*** Task input ***
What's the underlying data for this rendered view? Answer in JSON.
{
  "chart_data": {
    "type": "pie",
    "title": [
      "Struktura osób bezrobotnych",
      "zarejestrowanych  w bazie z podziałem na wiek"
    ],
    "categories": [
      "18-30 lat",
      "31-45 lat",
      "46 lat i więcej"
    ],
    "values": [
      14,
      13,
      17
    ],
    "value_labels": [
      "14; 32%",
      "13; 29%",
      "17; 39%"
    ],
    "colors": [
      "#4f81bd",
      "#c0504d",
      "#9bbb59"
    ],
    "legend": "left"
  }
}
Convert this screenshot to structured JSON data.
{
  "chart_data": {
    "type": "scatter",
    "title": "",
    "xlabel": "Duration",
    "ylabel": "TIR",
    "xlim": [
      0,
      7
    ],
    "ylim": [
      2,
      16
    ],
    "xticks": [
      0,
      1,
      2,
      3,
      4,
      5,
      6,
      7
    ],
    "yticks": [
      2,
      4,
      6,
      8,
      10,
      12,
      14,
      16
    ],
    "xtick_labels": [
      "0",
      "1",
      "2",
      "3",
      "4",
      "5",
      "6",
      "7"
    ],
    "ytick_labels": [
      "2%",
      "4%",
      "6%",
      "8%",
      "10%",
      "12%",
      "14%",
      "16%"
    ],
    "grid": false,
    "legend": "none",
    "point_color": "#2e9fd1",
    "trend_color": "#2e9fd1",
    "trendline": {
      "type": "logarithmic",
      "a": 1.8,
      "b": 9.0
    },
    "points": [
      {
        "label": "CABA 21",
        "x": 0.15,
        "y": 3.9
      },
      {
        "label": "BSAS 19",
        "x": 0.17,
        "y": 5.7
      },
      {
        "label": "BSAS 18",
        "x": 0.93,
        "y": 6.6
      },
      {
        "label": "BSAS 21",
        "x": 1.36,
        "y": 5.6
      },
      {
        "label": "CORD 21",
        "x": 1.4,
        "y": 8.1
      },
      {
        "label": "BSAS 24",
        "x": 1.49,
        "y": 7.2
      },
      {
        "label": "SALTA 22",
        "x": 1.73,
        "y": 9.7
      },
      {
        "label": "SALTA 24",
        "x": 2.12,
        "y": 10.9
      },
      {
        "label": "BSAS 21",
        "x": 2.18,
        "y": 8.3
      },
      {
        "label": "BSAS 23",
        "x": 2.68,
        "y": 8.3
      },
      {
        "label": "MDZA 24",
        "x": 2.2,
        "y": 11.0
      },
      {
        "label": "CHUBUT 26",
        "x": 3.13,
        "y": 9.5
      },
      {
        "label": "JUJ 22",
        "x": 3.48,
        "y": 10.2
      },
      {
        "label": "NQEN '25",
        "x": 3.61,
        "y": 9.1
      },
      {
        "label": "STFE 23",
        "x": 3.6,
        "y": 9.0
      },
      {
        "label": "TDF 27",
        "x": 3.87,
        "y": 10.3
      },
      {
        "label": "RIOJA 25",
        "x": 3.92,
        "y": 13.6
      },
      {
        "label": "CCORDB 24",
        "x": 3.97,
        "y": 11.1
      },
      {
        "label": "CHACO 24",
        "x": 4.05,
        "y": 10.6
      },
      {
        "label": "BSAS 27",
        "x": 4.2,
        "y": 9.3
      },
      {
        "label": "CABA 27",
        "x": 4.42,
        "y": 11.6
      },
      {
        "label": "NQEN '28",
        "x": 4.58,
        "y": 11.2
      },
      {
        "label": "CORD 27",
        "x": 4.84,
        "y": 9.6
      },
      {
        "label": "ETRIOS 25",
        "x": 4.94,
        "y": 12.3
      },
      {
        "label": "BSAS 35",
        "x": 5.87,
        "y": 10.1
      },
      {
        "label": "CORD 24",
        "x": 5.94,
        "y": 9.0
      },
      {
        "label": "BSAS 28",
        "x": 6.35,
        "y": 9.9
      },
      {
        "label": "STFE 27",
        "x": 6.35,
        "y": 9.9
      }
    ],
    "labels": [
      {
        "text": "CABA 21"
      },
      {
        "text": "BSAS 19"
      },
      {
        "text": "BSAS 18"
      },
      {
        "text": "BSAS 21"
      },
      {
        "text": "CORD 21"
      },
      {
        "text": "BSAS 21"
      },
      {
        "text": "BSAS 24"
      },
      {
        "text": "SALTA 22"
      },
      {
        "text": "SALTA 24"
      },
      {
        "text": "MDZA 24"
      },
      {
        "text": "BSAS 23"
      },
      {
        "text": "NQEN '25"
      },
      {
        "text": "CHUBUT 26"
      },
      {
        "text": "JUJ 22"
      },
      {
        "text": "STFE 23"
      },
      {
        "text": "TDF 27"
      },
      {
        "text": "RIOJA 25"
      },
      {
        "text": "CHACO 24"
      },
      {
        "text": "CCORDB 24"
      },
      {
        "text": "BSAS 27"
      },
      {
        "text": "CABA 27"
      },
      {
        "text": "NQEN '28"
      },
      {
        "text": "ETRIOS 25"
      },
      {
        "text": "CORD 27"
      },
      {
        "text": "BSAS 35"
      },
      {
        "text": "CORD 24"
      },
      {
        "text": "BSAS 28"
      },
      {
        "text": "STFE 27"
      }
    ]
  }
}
***
Stated task — Return nothing except the number of lines that include the string "SALTA".

Written solution — 4